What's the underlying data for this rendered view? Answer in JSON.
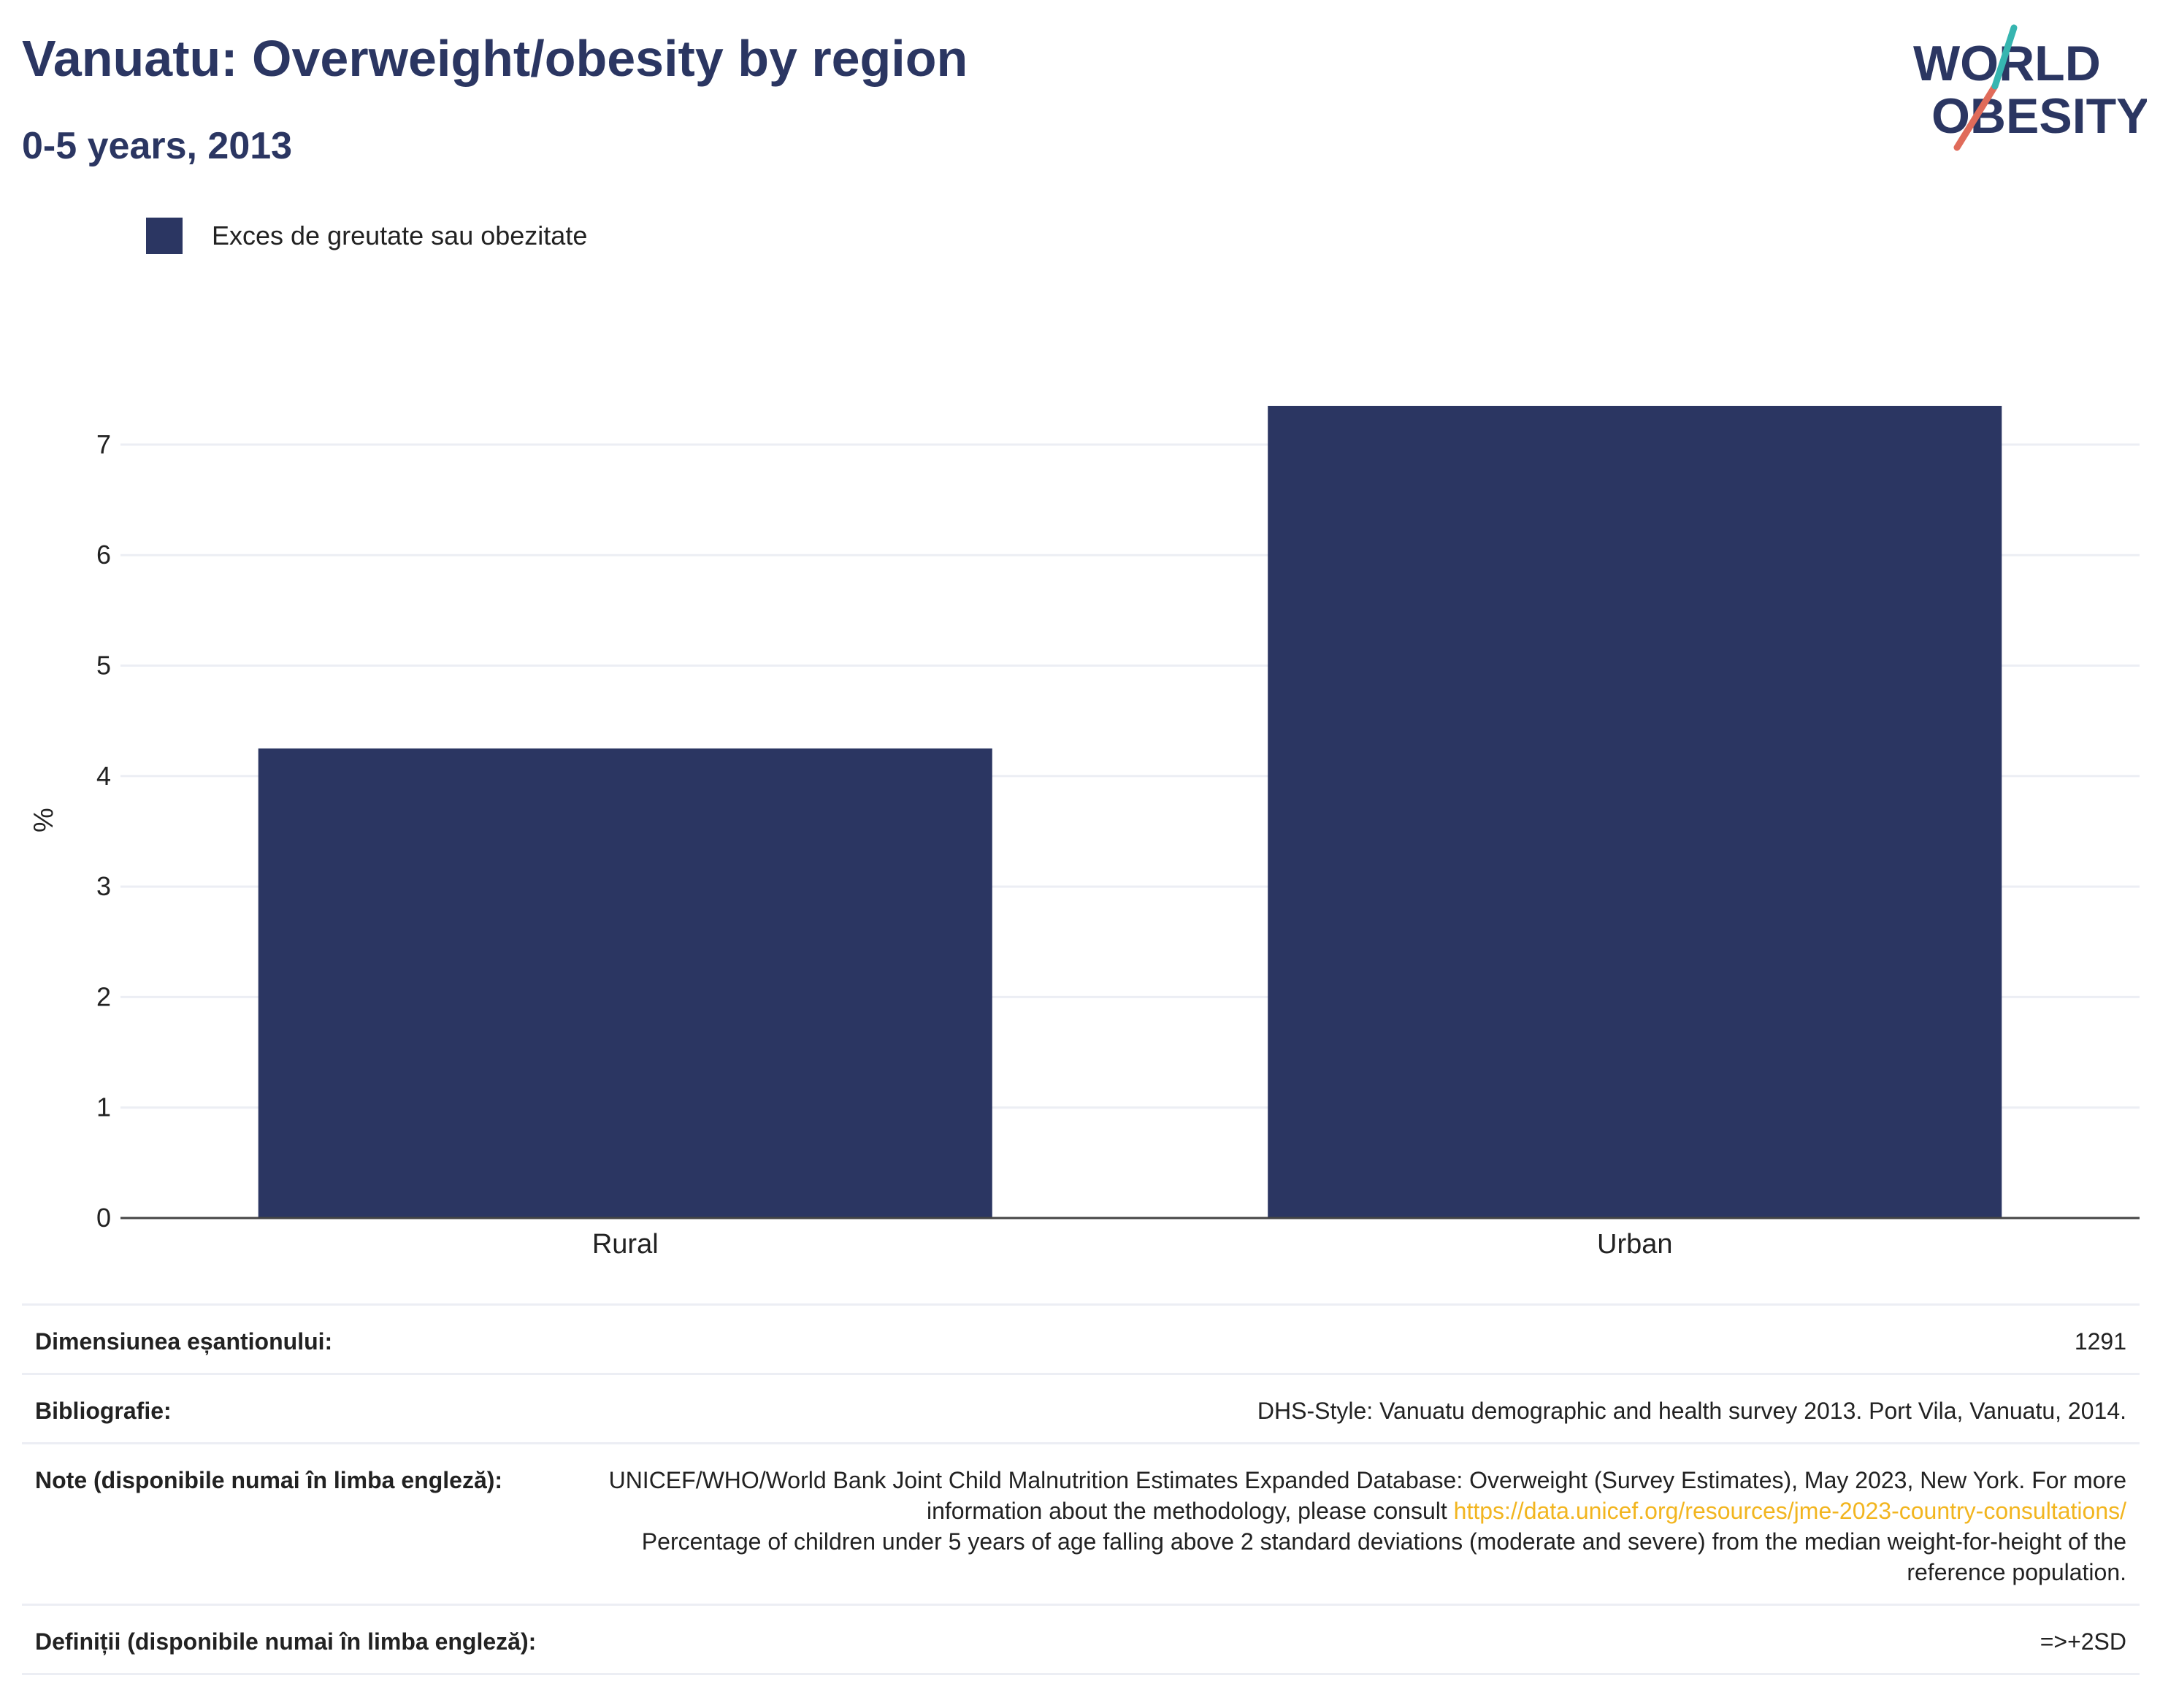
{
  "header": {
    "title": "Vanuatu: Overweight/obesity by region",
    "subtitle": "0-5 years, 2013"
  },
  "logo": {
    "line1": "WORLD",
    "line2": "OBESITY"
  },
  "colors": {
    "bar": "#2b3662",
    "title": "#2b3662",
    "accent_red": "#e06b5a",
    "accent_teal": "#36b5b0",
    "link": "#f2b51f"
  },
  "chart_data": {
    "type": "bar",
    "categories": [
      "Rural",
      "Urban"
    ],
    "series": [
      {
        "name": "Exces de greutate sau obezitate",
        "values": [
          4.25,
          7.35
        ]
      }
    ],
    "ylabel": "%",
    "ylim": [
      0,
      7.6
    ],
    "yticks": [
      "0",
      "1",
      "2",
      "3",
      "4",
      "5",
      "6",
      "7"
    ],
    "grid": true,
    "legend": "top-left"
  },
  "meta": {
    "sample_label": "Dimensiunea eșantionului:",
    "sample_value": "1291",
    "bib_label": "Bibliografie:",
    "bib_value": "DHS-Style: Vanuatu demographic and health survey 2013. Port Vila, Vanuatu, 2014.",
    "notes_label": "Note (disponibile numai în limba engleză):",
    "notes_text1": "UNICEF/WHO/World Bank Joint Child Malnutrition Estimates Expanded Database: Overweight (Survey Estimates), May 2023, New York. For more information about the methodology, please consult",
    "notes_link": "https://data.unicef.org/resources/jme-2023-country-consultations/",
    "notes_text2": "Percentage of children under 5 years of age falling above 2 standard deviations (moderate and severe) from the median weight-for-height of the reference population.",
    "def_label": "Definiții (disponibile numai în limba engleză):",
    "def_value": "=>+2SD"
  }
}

• **WRITTEN EXERCISE**:
Search the lines above for the string "Overweight", then show every one that has it.

• **RESULT BELOW**:
    "title": "Vanuatu: Overweight/obesity by region",
    "notes_text1": "UNICEF/WHO/World Bank Joint Child Malnutrition Estimates Expanded Database: Overweight (Survey Estimates), May 2023, New York. For more information about the methodology, please consult",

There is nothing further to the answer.